Each entry below is to be written out exactly, and the pictures are to be left out.

_____

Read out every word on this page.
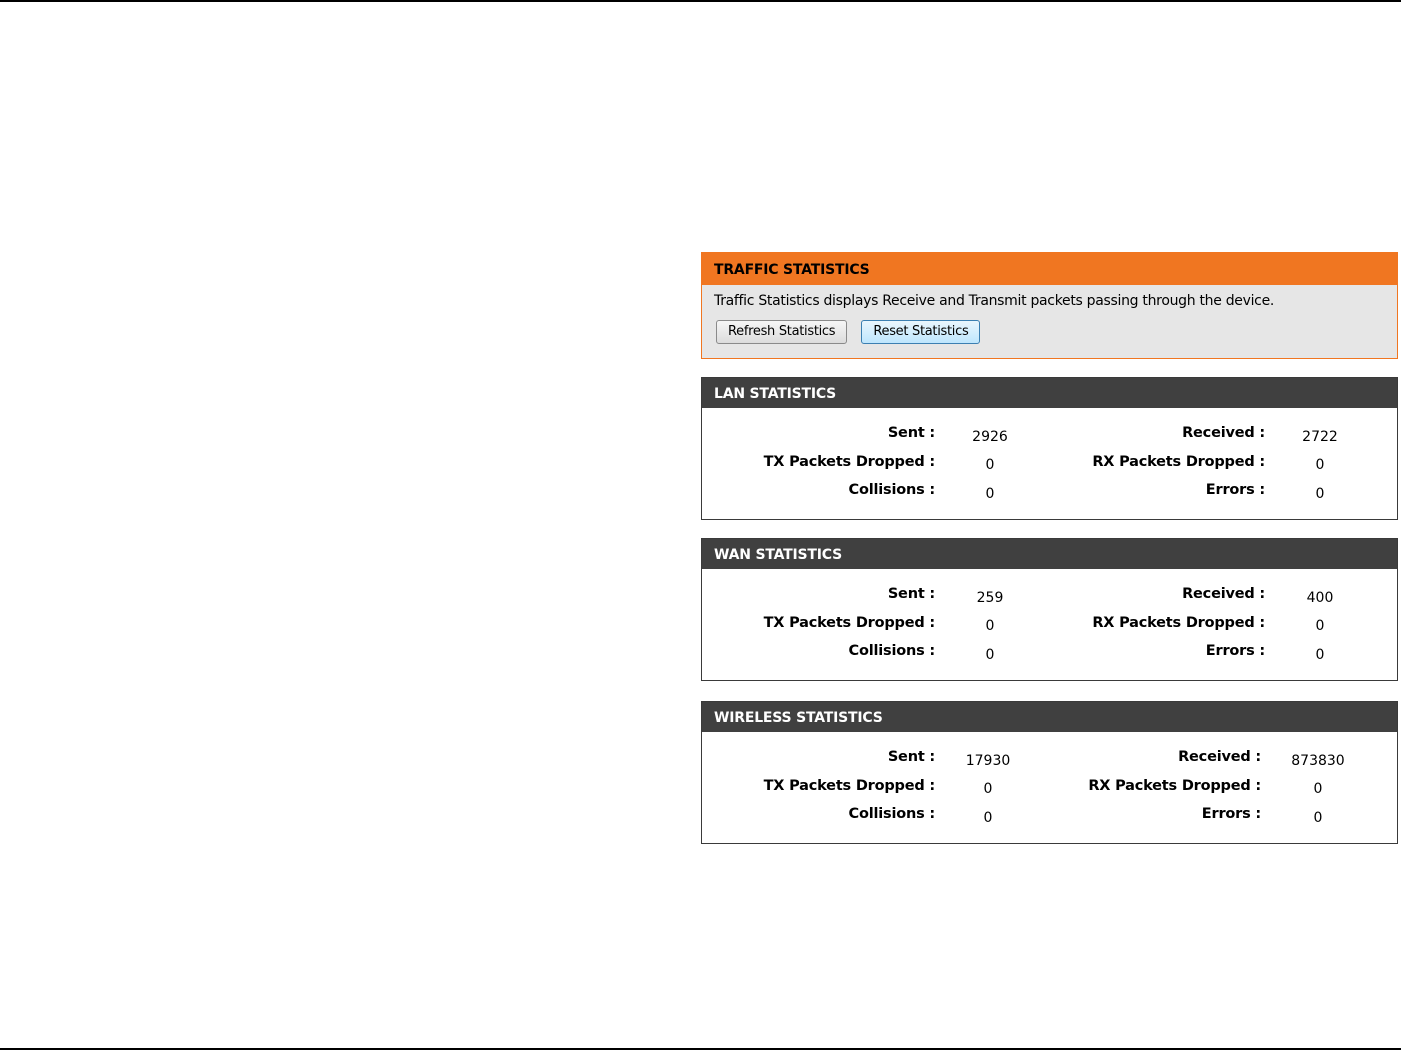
TRAFFIC STATISTICS
Traffic Statistics displays Receive and Transmit packets passing through the device.
Refresh Statistics	Reset Statistics
LAN STATISTICS
Sent :	2926	Received :	2722
TX Packets Dropped :	0	RX Packets Dropped :	0
Collisions :	0	Errors :	0
WAN STATISTICS
Sent :	259	Received :	400
TX Packets Dropped :	0	RX Packets Dropped :	0
Collisions :	0	Errors :	0
WIRELESS STATISTICS
Sent :	17930	Received :	873830
TX Packets Dropped :	0	RX Packets Dropped :	0
Collisions :	0	Errors :	0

_____

> THE RESULT:
Read out every word on this page.
TRAFFIC STATISTICS
Traffic Statistics displays Receive and Transmit packets passing through the device.
Refresh Statistics	Reset Statistics
LAN STATISTICS
Sent :	2926	Received :	2722
TX Packets Dropped :	0	RX Packets Dropped :	0
Collisions :	0	Errors :	0
WAN STATISTICS
Sent :	259	Received :	400
TX Packets Dropped :	0	RX Packets Dropped :	0
Collisions :	0	Errors :	0
WIRELESS STATISTICS
Sent :	17930	Received :	873830
TX Packets Dropped :	0	RX Packets Dropped :	0
Collisions :	0	Errors :	0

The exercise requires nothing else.